◆ **What you have to do**
Restate each line word for word. Leave out every picture.

(Extracted data entries)
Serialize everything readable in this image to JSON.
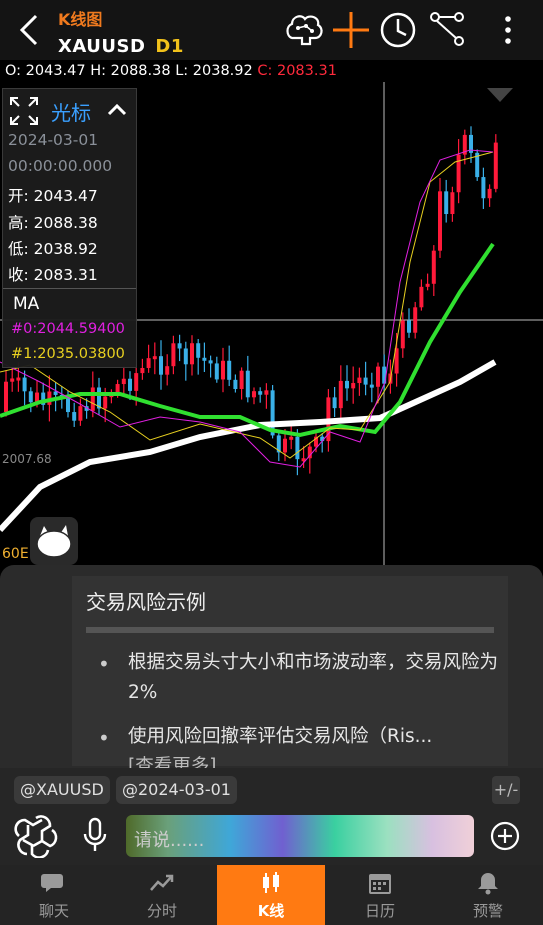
{
  "header": {
    "subtitle": "K线图",
    "symbol": "XAUUSD",
    "timeframe": "D1",
    "icons": [
      "back-arrow-icon",
      "brain-icon",
      "crosshair-icon",
      "clock-icon",
      "drawing-tool-icon",
      "more-vert-icon"
    ]
  },
  "ohlc_bar": {
    "o": "O: 2043.47",
    "h": "H: 2088.38",
    "l": "L: 2038.92",
    "c": "C: 2083.31"
  },
  "cursor_panel": {
    "title": "光标",
    "date": "2024-03-01",
    "time": "00:00:00.000",
    "open": "开: 2043.47",
    "high": "高: 2088.38",
    "low": "低: 2038.92",
    "close": "收: 2083.31",
    "indicator": "MA",
    "ma0": "#0:2044.59400",
    "ma1": "#1:2035.03800"
  },
  "chart_labels": {
    "price_tick": "2007.68",
    "period": "60E"
  },
  "colors": {
    "accent": "#ff7a12",
    "bull": "#ff1a3a",
    "bear": "#3ab0e8",
    "ma_magenta": "#e020e0",
    "ma_yellow": "#e8d020",
    "ma_green": "#30e030",
    "ma_white": "#ffffff"
  },
  "assistant": {
    "card_title": "交易风险示例",
    "bullets": [
      "根据交易头寸大小和市场波动率，交易风险为 2%",
      "使用风险回撤率评估交易风险（Ris..."
    ],
    "bullet_overflow": "[查看更多]",
    "chips": [
      "@XAUUSD",
      "@2024-03-01"
    ],
    "plus_minus": "+/-",
    "input_placeholder": "请说......"
  },
  "nav": {
    "tabs": [
      {
        "label": "聊天",
        "icon": "chat-icon"
      },
      {
        "label": "分时",
        "icon": "trend-icon"
      },
      {
        "label": "K线",
        "icon": "candlestick-icon"
      },
      {
        "label": "日历",
        "icon": "calendar-icon"
      },
      {
        "label": "预警",
        "icon": "bell-icon"
      }
    ],
    "active": "K线"
  }
}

◆ **Exercise output**
Serialize everything readable in this image to JSON.
{
  "header": {
    "subtitle": "K线图",
    "symbol": "XAUUSD",
    "timeframe": "D1",
    "icons": [
      "back-arrow-icon",
      "brain-icon",
      "crosshair-icon",
      "clock-icon",
      "drawing-tool-icon",
      "more-vert-icon"
    ]
  },
  "ohlc_bar": {
    "o": "O: 2043.47",
    "h": "H: 2088.38",
    "l": "L: 2038.92",
    "c": "C: 2083.31"
  },
  "cursor_panel": {
    "title": "光标",
    "date": "2024-03-01",
    "time": "00:00:00.000",
    "open": "开: 2043.47",
    "high": "高: 2088.38",
    "low": "低: 2038.92",
    "close": "收: 2083.31",
    "indicator": "MA",
    "ma0": "#0:2044.59400",
    "ma1": "#1:2035.03800"
  },
  "chart_labels": {
    "price_tick": "2007.68",
    "period": "60E"
  },
  "colors": {
    "accent": "#ff7a12",
    "bull": "#ff1a3a",
    "bear": "#3ab0e8",
    "ma_magenta": "#e020e0",
    "ma_yellow": "#e8d020",
    "ma_green": "#30e030",
    "ma_white": "#ffffff"
  },
  "assistant": {
    "card_title": "交易风险示例",
    "bullets": [
      "根据交易头寸大小和市场波动率，交易风险为 2%",
      "使用风险回撤率评估交易风险（Ris..."
    ],
    "bullet_overflow": "[查看更多]",
    "chips": [
      "@XAUUSD",
      "@2024-03-01"
    ],
    "plus_minus": "+/-",
    "input_placeholder": "请说......"
  },
  "nav": {
    "tabs": [
      {
        "label": "聊天",
        "icon": "chat-icon"
      },
      {
        "label": "分时",
        "icon": "trend-icon"
      },
      {
        "label": "K线",
        "icon": "candlestick-icon"
      },
      {
        "label": "日历",
        "icon": "calendar-icon"
      },
      {
        "label": "预警",
        "icon": "bell-icon"
      }
    ],
    "active": "K线"
  }
}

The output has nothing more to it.